What is being asked:
State the number of lines below in which the word "GPRS" appears. Nothing else belongs in the answer.

Stored entries
● ● ● ● ●

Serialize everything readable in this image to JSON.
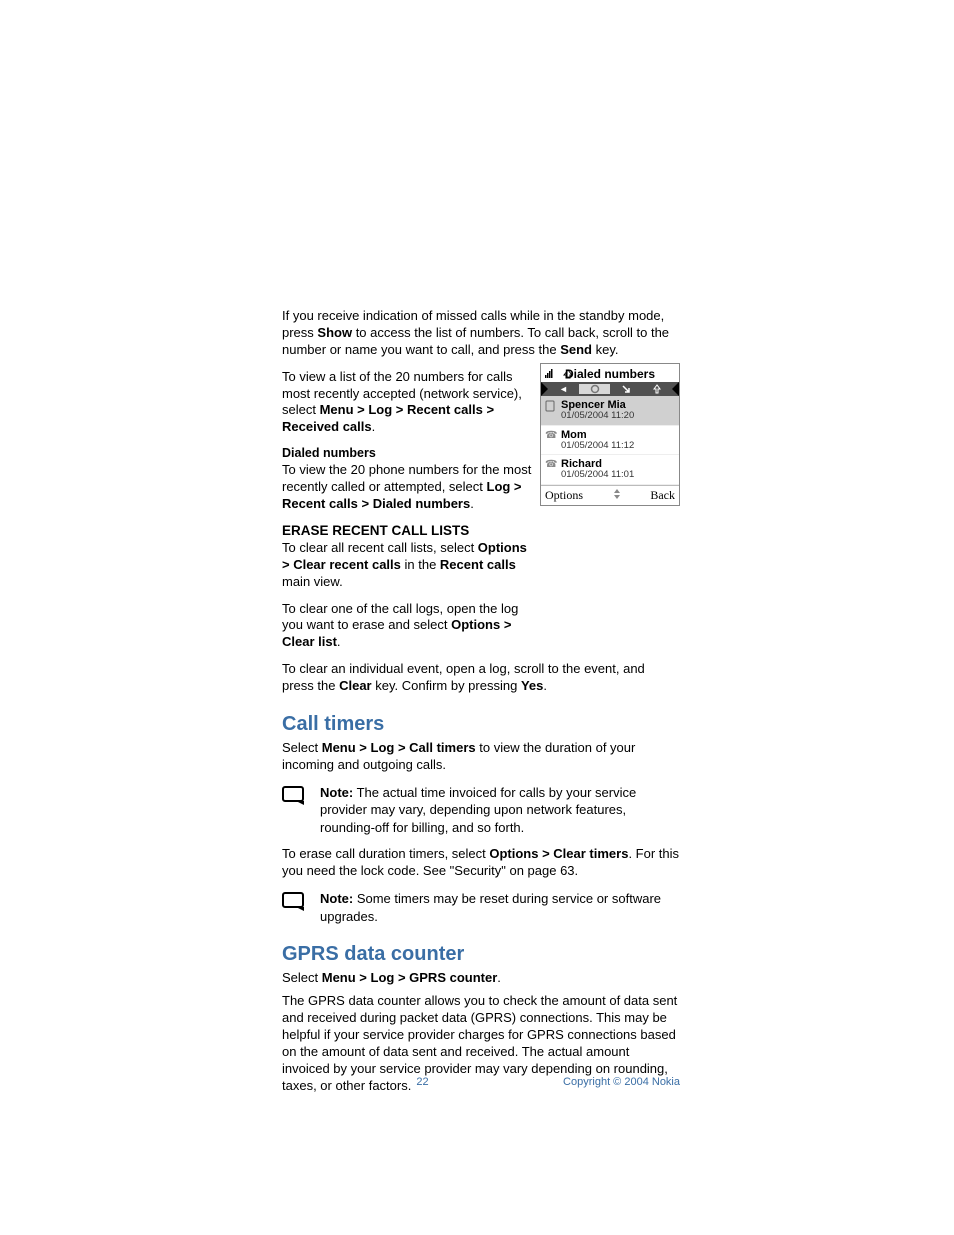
{
  "para1": {
    "t1": "If you receive indication of missed calls while in the standby mode, press ",
    "b1": "Show",
    "t2": " to access the list of numbers. To call back, scroll to the number or name you want to call, and press the ",
    "b2": "Send",
    "t3": " key."
  },
  "para2": {
    "t1": "To view a list of the 20 numbers for calls most recently accepted (network service), select ",
    "b1": "Menu > Log > Recent calls > Received calls",
    "t2": "."
  },
  "sub_dialed": "Dialed numbers",
  "para3": {
    "t1": "To view the 20 phone numbers for the most recently called or attempted, select ",
    "b1": "Log > Recent calls > Dialed numbers",
    "t2": "."
  },
  "caps_erase": "ERASE RECENT CALL LISTS",
  "para4": {
    "t1": "To clear all recent call lists, select ",
    "b1": "Options > Clear recent calls",
    "t2": " in the ",
    "b2": "Recent calls",
    "t3": " main view."
  },
  "para5": {
    "t1": "To clear one of the call logs, open the log you want to erase and select ",
    "b1": "Options > Clear list",
    "t2": "."
  },
  "para6": {
    "t1": "To clear an individual event, open a log, scroll to the event, and press the ",
    "b1": "Clear",
    "t2": " key. Confirm by pressing ",
    "b2": "Yes",
    "t3": "."
  },
  "h_call_timers": "Call timers",
  "para7": {
    "t1": "Select ",
    "b1": "Menu > Log > Call timers",
    "t2": " to view the duration of your incoming and outgoing calls."
  },
  "note1": {
    "b": "Note:",
    "t": " The actual time invoiced for calls by your service provider may vary, depending upon network features, rounding-off for billing, and so forth."
  },
  "para8": {
    "t1": "To erase call duration timers, select ",
    "b1": "Options > Clear timers",
    "t2": ". For this you need the lock code. See \"Security\" on page 63."
  },
  "note2": {
    "b": "Note:",
    "t": " Some timers may be reset during service or software upgrades."
  },
  "h_gprs": "GPRS data counter",
  "para9": {
    "t1": "Select ",
    "b1": "Menu > Log > GPRS counter",
    "t2": "."
  },
  "para10": "The GPRS data counter allows you to check the amount of data sent and received during packet data (GPRS) connections. This may be helpful if your service provider charges for GPRS connections based on the amount of data sent and received. The actual amount invoiced by your service provider may vary depending on rounding, taxes, or other factors.",
  "footer": {
    "page": "22",
    "copyright": "Copyright © 2004 Nokia"
  },
  "phone": {
    "title": "Dialed numbers",
    "items": [
      {
        "name": "Spencer Mia",
        "date": "01/05/2004 11:20"
      },
      {
        "name": "Mom",
        "date": "01/05/2004 11:12"
      },
      {
        "name": "Richard",
        "date": "01/05/2004 11:01"
      }
    ],
    "soft_left": "Options",
    "soft_right": "Back"
  }
}
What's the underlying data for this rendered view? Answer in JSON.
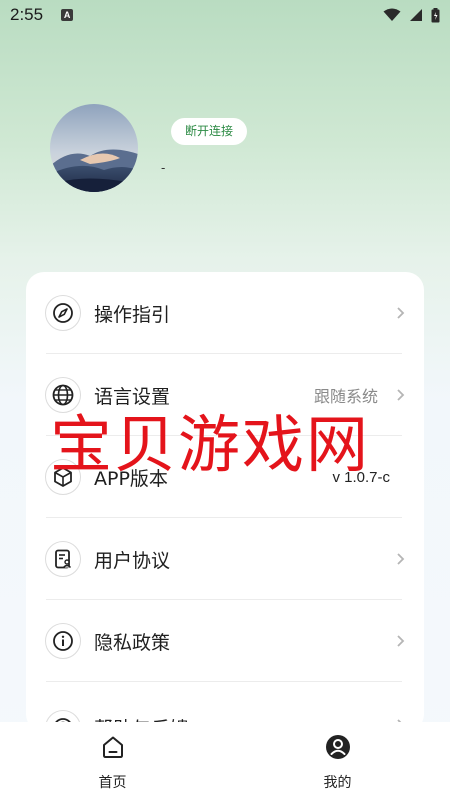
{
  "status_bar": {
    "time": "2:55",
    "notification_icon_letter": "A",
    "icons": [
      "wifi-icon",
      "signal-icon",
      "battery-icon"
    ]
  },
  "profile": {
    "avatar_icon": "desert-landscape-avatar",
    "disconnect_label": "断开连接",
    "username": "-"
  },
  "menu": {
    "items": [
      {
        "label": "操作指引",
        "value": "",
        "icon": "compass-icon",
        "has_chevron": true
      },
      {
        "label": "语言设置",
        "value": "跟随系统",
        "icon": "globe-icon",
        "has_chevron": true
      },
      {
        "label": "APP版本",
        "value": "v 1.0.7-c",
        "icon": "cube-icon",
        "has_chevron": false
      },
      {
        "label": "用户协议",
        "value": "",
        "icon": "document-user-icon",
        "has_chevron": true
      },
      {
        "label": "隐私政策",
        "value": "",
        "icon": "info-icon",
        "has_chevron": true
      },
      {
        "label": "帮助与反馈",
        "value": "",
        "icon": "help-icon",
        "has_chevron": true
      }
    ]
  },
  "watermark": "宝贝游戏网",
  "tabbar": {
    "tabs": [
      {
        "label": "首页",
        "icon": "home-icon"
      },
      {
        "label": "我的",
        "icon": "user-icon"
      }
    ]
  },
  "colors": {
    "accent_green": "#2c8a44",
    "watermark_red": "#e4141b"
  }
}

● ● ● ● ●

Full answer:
3